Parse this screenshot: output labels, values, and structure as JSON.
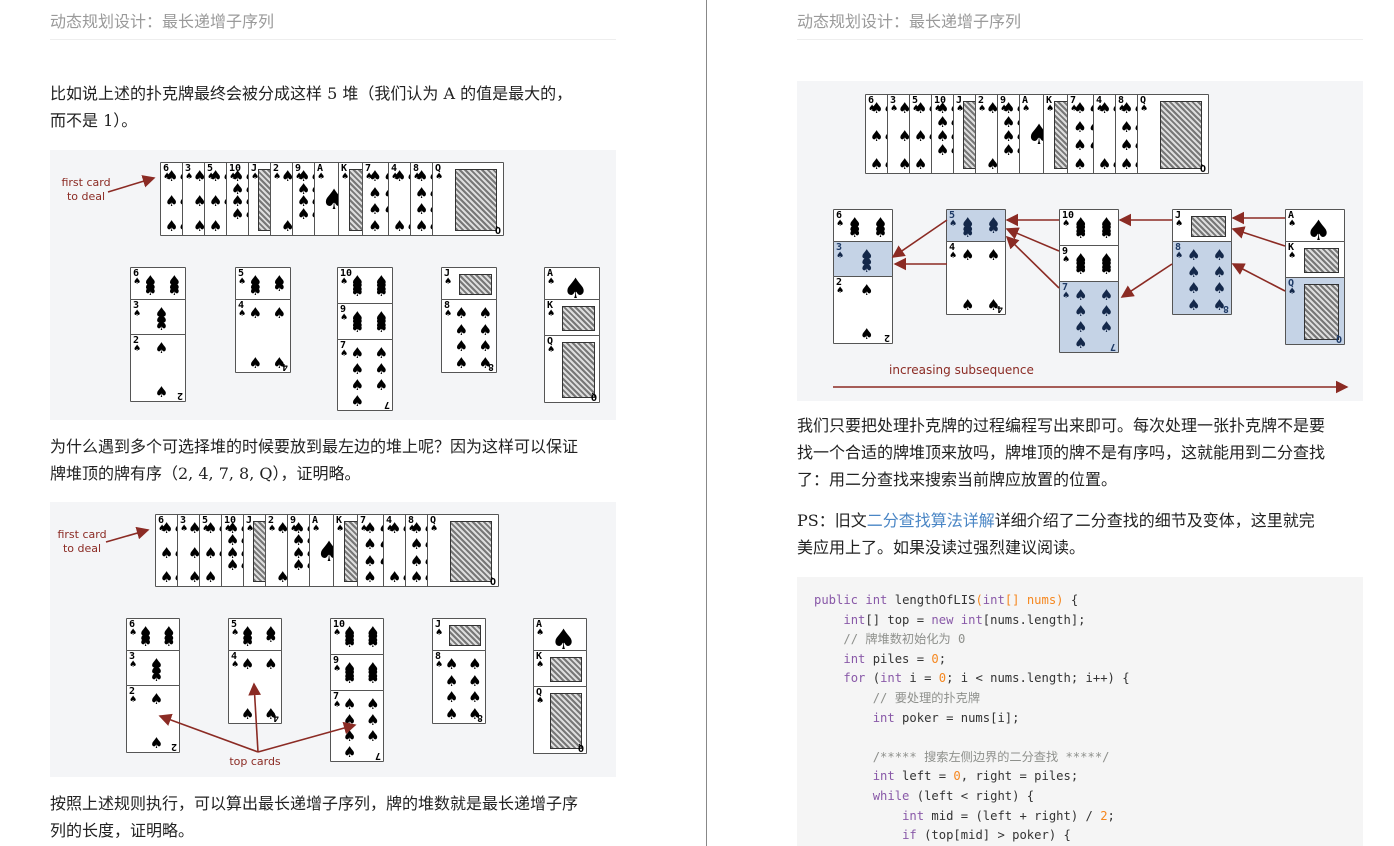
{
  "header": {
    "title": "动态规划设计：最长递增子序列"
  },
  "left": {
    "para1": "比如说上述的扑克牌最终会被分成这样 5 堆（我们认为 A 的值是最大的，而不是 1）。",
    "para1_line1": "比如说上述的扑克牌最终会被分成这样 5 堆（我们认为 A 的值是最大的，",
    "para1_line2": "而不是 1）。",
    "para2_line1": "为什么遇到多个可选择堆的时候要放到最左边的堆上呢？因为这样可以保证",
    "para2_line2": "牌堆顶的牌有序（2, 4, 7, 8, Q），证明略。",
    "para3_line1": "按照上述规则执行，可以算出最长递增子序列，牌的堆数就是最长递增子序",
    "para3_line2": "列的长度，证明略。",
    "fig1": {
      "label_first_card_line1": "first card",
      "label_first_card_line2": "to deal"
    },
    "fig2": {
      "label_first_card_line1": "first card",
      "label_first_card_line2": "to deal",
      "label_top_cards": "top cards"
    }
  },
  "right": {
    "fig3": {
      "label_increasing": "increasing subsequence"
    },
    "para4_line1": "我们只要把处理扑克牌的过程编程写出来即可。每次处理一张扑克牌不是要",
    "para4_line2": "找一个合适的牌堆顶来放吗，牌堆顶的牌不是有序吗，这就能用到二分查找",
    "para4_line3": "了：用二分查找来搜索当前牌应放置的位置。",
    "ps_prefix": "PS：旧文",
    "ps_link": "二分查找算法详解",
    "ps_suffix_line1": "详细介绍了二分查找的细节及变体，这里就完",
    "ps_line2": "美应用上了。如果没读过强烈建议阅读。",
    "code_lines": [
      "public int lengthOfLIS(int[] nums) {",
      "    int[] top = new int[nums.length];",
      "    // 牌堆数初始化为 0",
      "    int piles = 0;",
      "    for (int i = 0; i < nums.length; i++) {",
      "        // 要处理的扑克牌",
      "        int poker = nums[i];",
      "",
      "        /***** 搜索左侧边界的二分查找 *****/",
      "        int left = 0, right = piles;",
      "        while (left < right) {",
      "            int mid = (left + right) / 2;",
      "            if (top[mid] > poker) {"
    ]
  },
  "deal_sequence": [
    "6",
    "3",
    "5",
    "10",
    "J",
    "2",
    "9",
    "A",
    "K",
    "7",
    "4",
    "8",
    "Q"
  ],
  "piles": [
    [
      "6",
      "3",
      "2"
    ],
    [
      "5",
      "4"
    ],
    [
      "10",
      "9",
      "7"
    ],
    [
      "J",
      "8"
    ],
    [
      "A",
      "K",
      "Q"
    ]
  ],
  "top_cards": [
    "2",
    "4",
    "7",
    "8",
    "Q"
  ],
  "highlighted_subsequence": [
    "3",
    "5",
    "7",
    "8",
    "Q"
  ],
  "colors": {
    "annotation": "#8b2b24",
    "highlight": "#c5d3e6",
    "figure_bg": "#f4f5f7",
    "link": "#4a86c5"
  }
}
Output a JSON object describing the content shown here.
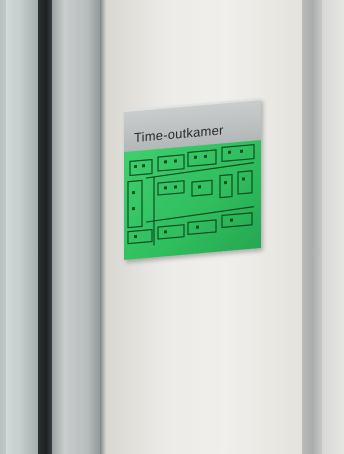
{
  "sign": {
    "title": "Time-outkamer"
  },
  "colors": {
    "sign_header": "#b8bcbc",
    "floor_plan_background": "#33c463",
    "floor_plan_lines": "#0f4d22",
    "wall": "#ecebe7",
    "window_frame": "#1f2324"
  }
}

* _What to produce_:
Omit every picture, then reproduce the rest of the listing exactly.

* _Full output_:
Parse this screenshot: output labels, values, and structure as JSON.
{
  "header": {
    "title": "动态规划设计：最长递增子序列"
  },
  "left": {
    "para1": "比如说上述的扑克牌最终会被分成这样 5 堆（我们认为 A 的值是最大的，而不是 1）。",
    "para1_line1": "比如说上述的扑克牌最终会被分成这样 5 堆（我们认为 A 的值是最大的，",
    "para1_line2": "而不是 1）。",
    "para2_line1": "为什么遇到多个可选择堆的时候要放到最左边的堆上呢？因为这样可以保证",
    "para2_line2": "牌堆顶的牌有序（2, 4, 7, 8, Q），证明略。",
    "para3_line1": "按照上述规则执行，可以算出最长递增子序列，牌的堆数就是最长递增子序",
    "para3_line2": "列的长度，证明略。",
    "fig1": {
      "label_first_card_line1": "first card",
      "label_first_card_line2": "to deal"
    },
    "fig2": {
      "label_first_card_line1": "first card",
      "label_first_card_line2": "to deal",
      "label_top_cards": "top cards"
    }
  },
  "right": {
    "fig3": {
      "label_increasing": "increasing subsequence"
    },
    "para4_line1": "我们只要把处理扑克牌的过程编程写出来即可。每次处理一张扑克牌不是要",
    "para4_line2": "找一个合适的牌堆顶来放吗，牌堆顶的牌不是有序吗，这就能用到二分查找",
    "para4_line3": "了：用二分查找来搜索当前牌应放置的位置。",
    "ps_prefix": "PS：旧文",
    "ps_link": "二分查找算法详解",
    "ps_suffix_line1": "详细介绍了二分查找的细节及变体，这里就完",
    "ps_line2": "美应用上了。如果没读过强烈建议阅读。",
    "code_lines": [
      "public int lengthOfLIS(int[] nums) {",
      "    int[] top = new int[nums.length];",
      "    // 牌堆数初始化为 0",
      "    int piles = 0;",
      "    for (int i = 0; i < nums.length; i++) {",
      "        // 要处理的扑克牌",
      "        int poker = nums[i];",
      "",
      "        /***** 搜索左侧边界的二分查找 *****/",
      "        int left = 0, right = piles;",
      "        while (left < right) {",
      "            int mid = (left + right) / 2;",
      "            if (top[mid] > poker) {"
    ]
  },
  "deal_sequence": [
    "6",
    "3",
    "5",
    "10",
    "J",
    "2",
    "9",
    "A",
    "K",
    "7",
    "4",
    "8",
    "Q"
  ],
  "piles": [
    [
      "6",
      "3",
      "2"
    ],
    [
      "5",
      "4"
    ],
    [
      "10",
      "9",
      "7"
    ],
    [
      "J",
      "8"
    ],
    [
      "A",
      "K",
      "Q"
    ]
  ],
  "top_cards": [
    "2",
    "4",
    "7",
    "8",
    "Q"
  ],
  "highlighted_subsequence": [
    "3",
    "5",
    "7",
    "8",
    "Q"
  ],
  "colors": {
    "annotation": "#8b2b24",
    "highlight": "#c5d3e6",
    "figure_bg": "#f4f5f7",
    "link": "#4a86c5"
  }
}
Output a JSON object describing the content shown here.
{
  "sign": {
    "title": "Time-outkamer"
  },
  "colors": {
    "sign_header": "#b8bcbc",
    "floor_plan_background": "#33c463",
    "floor_plan_lines": "#0f4d22",
    "wall": "#ecebe7",
    "window_frame": "#1f2324"
  }
}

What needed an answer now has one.